* **WHAT TO PRODUCE**
Copy every line of the records below where the word "记金华的双龙洞" occurs.

Data items:

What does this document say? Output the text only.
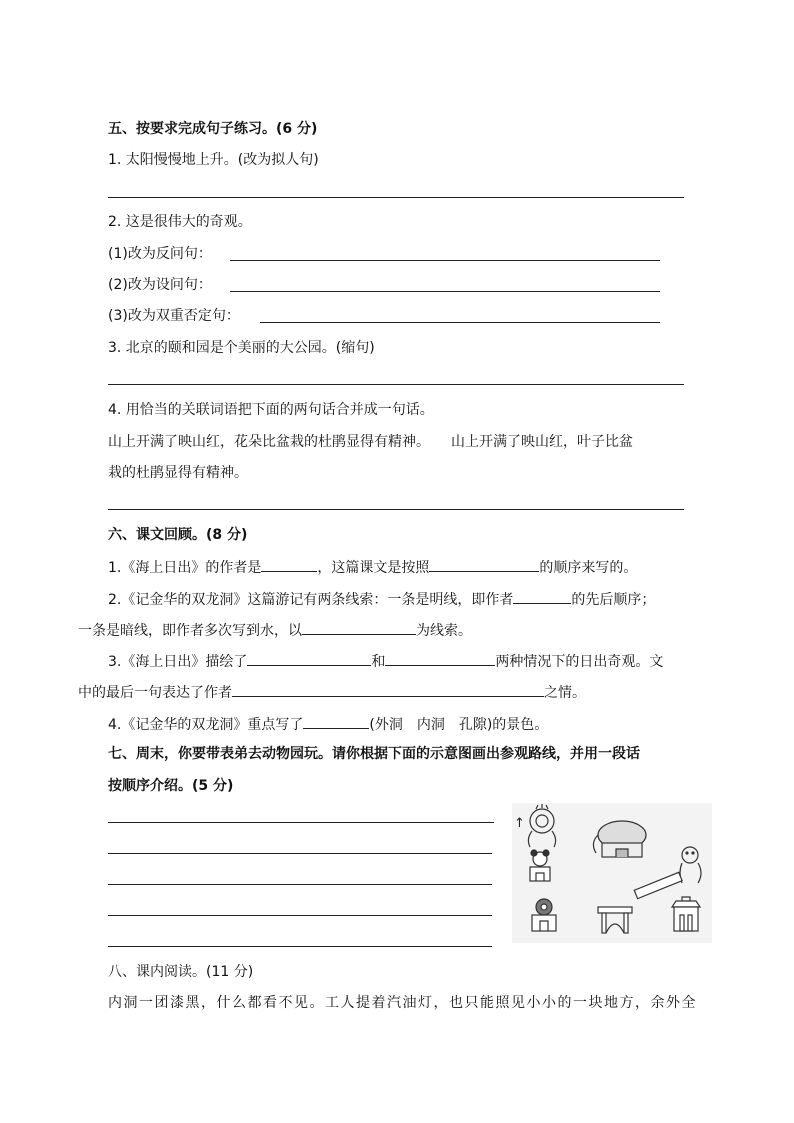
五、按要求完成句子练习。(6 分)
1. 太阳慢慢地上升。(改为拟人句)
2. 这是很伟大的奇观。
(1)改为反问句：
(2)改为设问句：
(3)改为双重否定句：
3. 北京的颐和园是个美丽的大公园。(缩句)
4. 用恰当的关联词语把下面的两句话合并成一句话。
山上开满了映山红，花朵比盆栽的杜鹃显得有精神。　　山上开满了映山红，叶子比盆
栽的杜鹃显得有精神。
六、课文回顾。(8 分)
1.《海上日出》的作者是	，这篇课文是按照	的顺序来写的。
2.《记金华的双龙洞》这篇游记有两条线索：一条是明线，即作者	的先后顺序；
一条是暗线，即作者多次写到水，以	为线索。
3.《海上日出》描绘了	和	两种情况下的日出奇观。文
中的最后一句表达了作者	之情。
4.《记金华的双龙洞》重点写了	(外洞　内洞　孔隙)的景色。
七、周末，你要带表弟去动物园玩。请你根据下面的示意图画出参观路线，并用一段话
按顺序介绍。(5 分)
↑
八、课内阅读。(11 分)
内洞一团漆黑，什么都看不见。工人提着汽油灯，也只能照见小小的一块地方，余外全
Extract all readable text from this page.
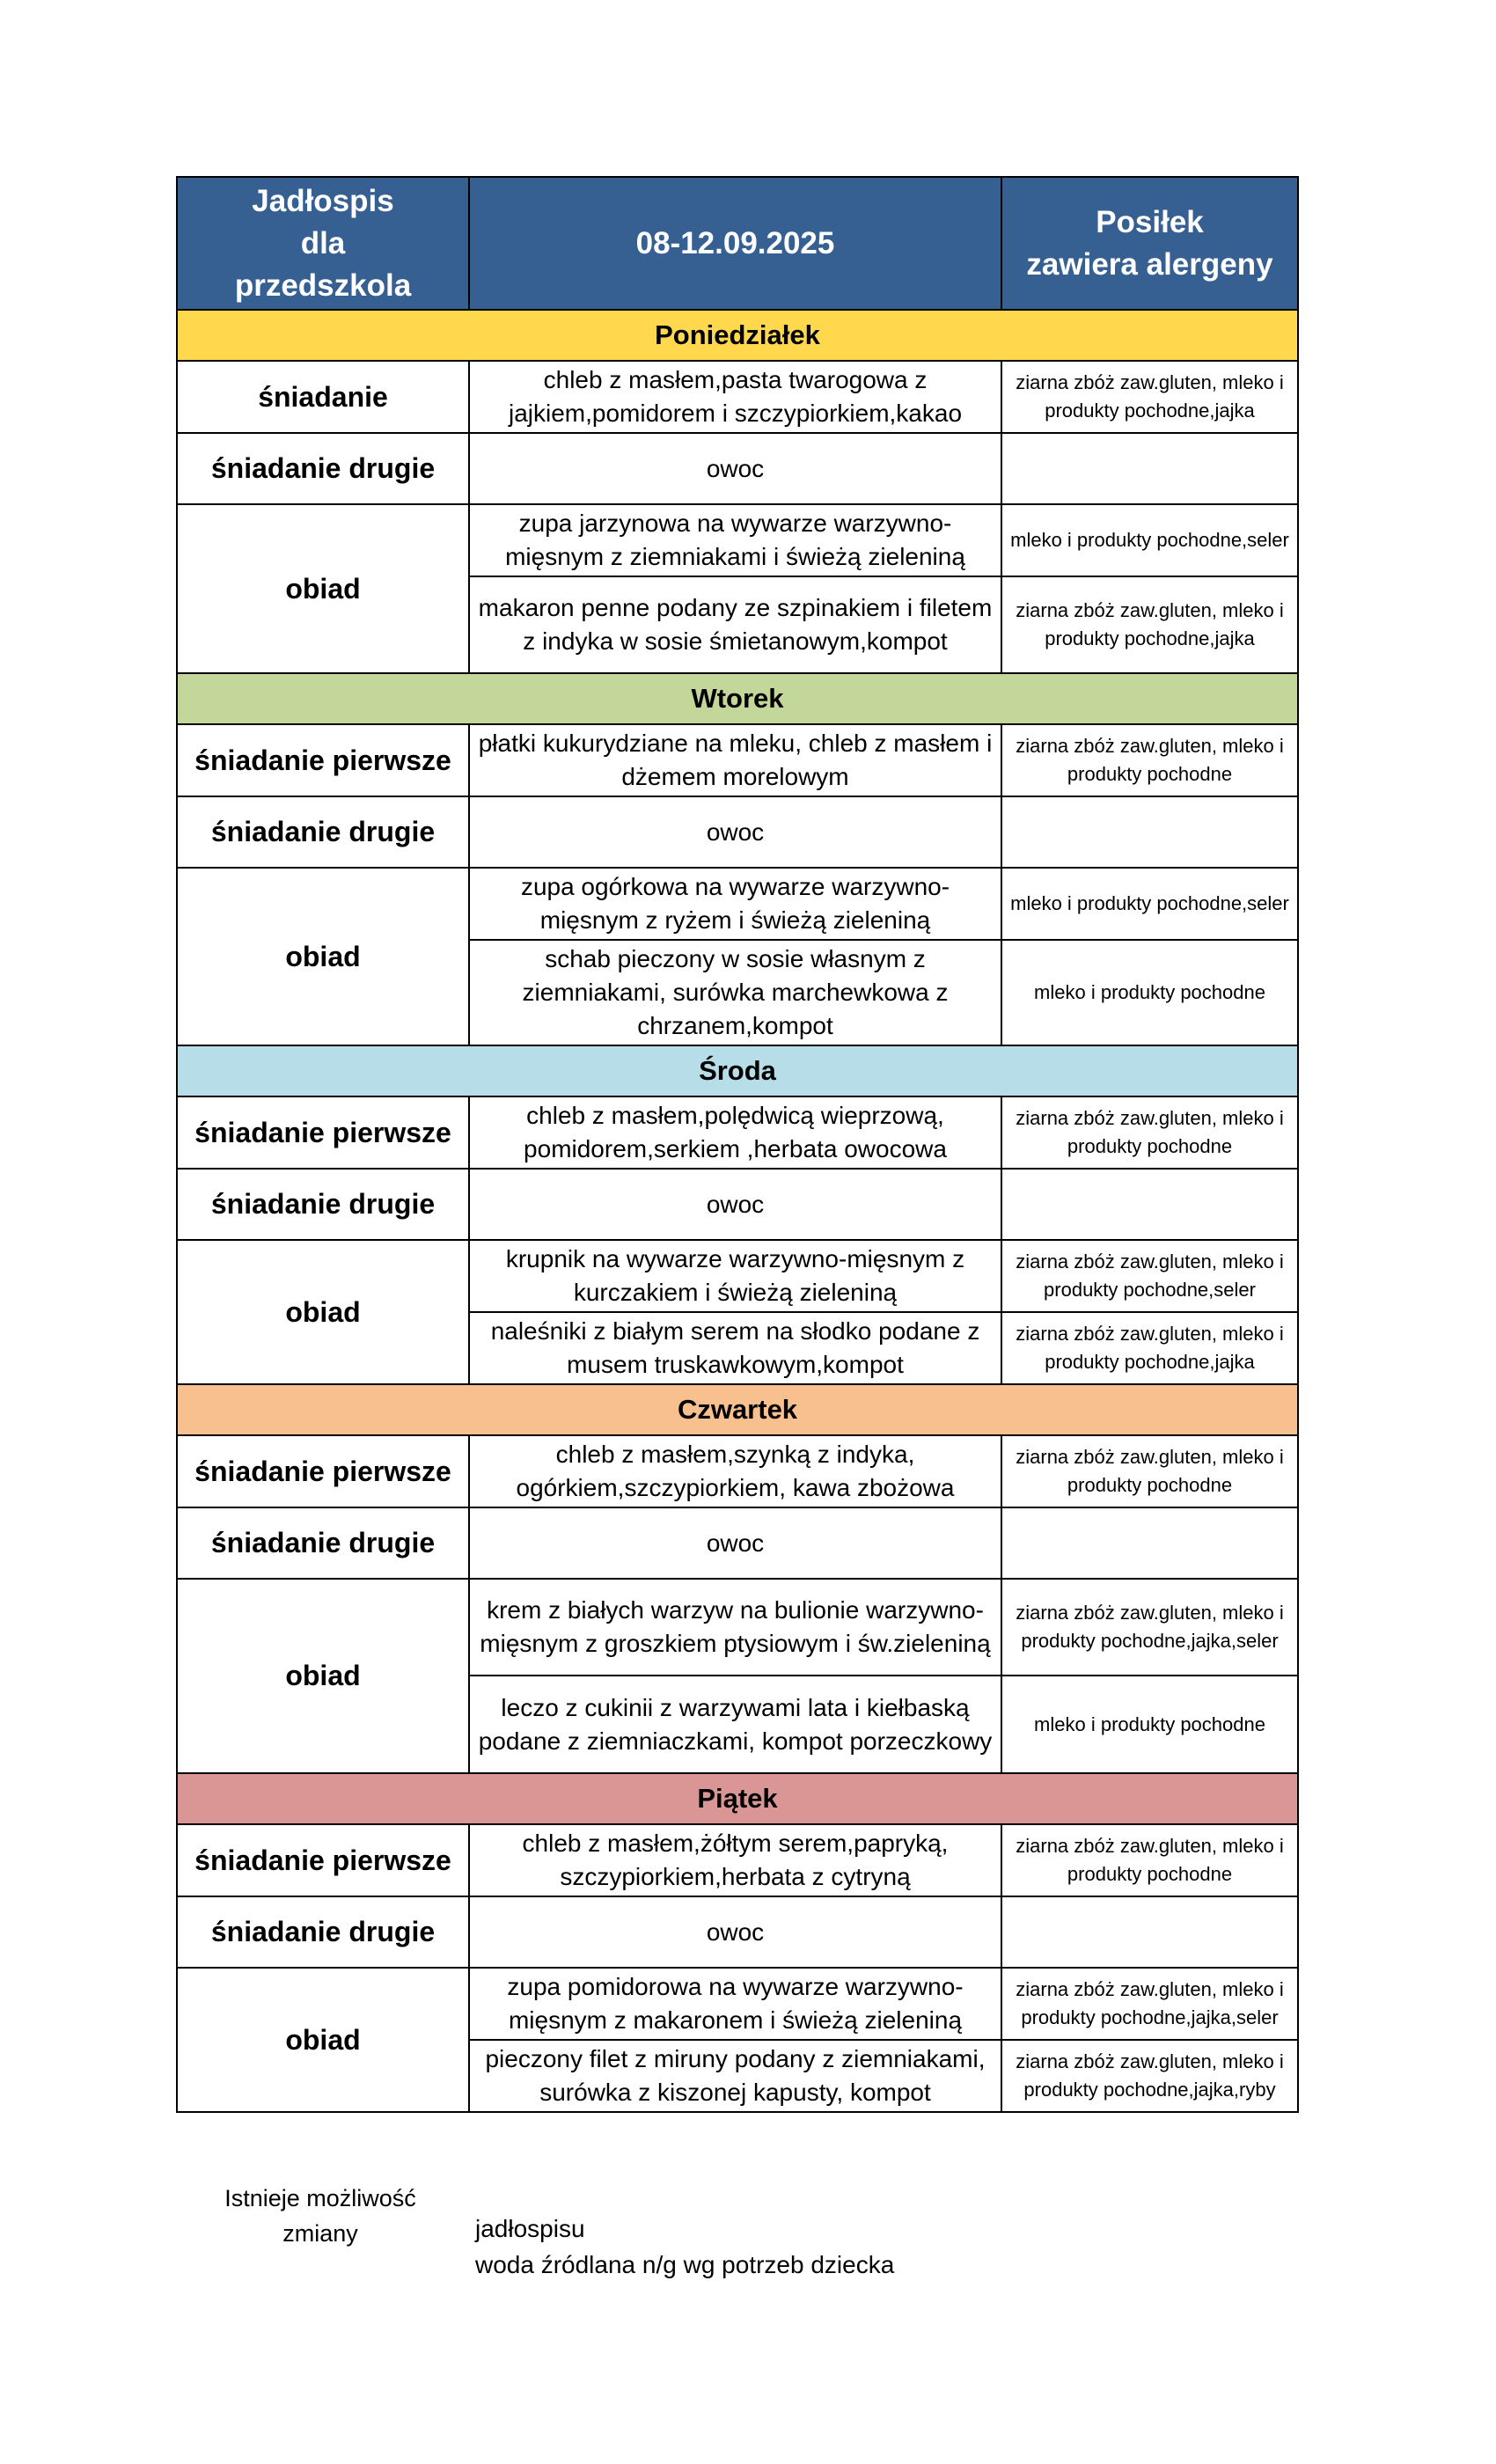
Jadłospis
dla
przedszkola	08-12.09.2025	Posiłek
zawiera alergeny
Poniedziałek		
śniadanie	chleb z masłem,pasta twarogowa z jajkiem,pomidorem i szczypiorkiem,kakao	ziarna zbóż zaw.gluten, mleko i produkty pochodne,jajka
śniadanie drugie	owoc	
obiad	zupa jarzynowa na wywarze warzywno-mięsnym z ziemniakami i świeżą zieleniną	mleko i produkty pochodne,seler
	makaron penne podany ze szpinakiem i filetem z indyka w sosie śmietanowym,kompot	ziarna zbóż zaw.gluten, mleko i produkty pochodne,jajka
Wtorek		
śniadanie pierwsze	płatki kukurydziane na mleku, chleb z masłem i dżemem morelowym	ziarna zbóż zaw.gluten, mleko i produkty pochodne
śniadanie drugie	owoc	
obiad	zupa ogórkowa na wywarze warzywno-mięsnym z ryżem i świeżą zieleniną	mleko i produkty pochodne,seler
	schab pieczony w sosie własnym z ziemniakami, surówka marchewkowa z chrzanem,kompot	mleko i produkty pochodne
Środa		
śniadanie pierwsze	chleb z masłem,polędwicą wieprzową, pomidorem,serkiem ,herbata owocowa	ziarna zbóż zaw.gluten, mleko i produkty pochodne
śniadanie drugie	owoc	
obiad	krupnik na wywarze warzywno-mięsnym z kurczakiem i świeżą zieleniną	ziarna zbóż zaw.gluten, mleko i produkty pochodne,seler
	naleśniki z białym serem na słodko podane z musem truskawkowym,kompot	ziarna zbóż zaw.gluten, mleko i produkty pochodne,jajka
Czwartek		
śniadanie pierwsze	chleb z masłem,szynką z indyka, ogórkiem,szczypiorkiem, kawa zbożowa	ziarna zbóż zaw.gluten, mleko i produkty pochodne
śniadanie drugie	owoc	
obiad	krem z białych warzyw na bulionie warzywno-mięsnym z groszkiem ptysiowym i św.zieleniną	ziarna zbóż zaw.gluten, mleko i produkty pochodne,jajka,seler
	leczo z cukinii z warzywami lata i kiełbaską podane z ziemniaczkami, kompot porzeczkowy	mleko i produkty pochodne
Piątek		
śniadanie pierwsze	chleb z masłem,żółtym serem,papryką, szczypiorkiem,herbata z cytryną	ziarna zbóż zaw.gluten, mleko i produkty pochodne
śniadanie drugie	owoc	
obiad	zupa pomidorowa na wywarze warzywno-mięsnym z makaronem i świeżą zieleniną	ziarna zbóż zaw.gluten, mleko i produkty pochodne,jajka,seler
	pieczony filet z miruny podany z ziemniakami, surówka z kiszonej kapusty, kompot	ziarna zbóż zaw.gluten, mleko i produkty pochodne,jajka,ryby
Istnieje możliwość
zmiany	jadłospisu
woda źródlana n/g wg potrzeb dziecka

* **EXERCISE OUTPUT**
2.《记金华的双龙洞》这篇游记有两条线索：一条是明线，即作者	的先后顺序；
4.《记金华的双龙洞》重点写了	(外洞　内洞　孔隙)的景色。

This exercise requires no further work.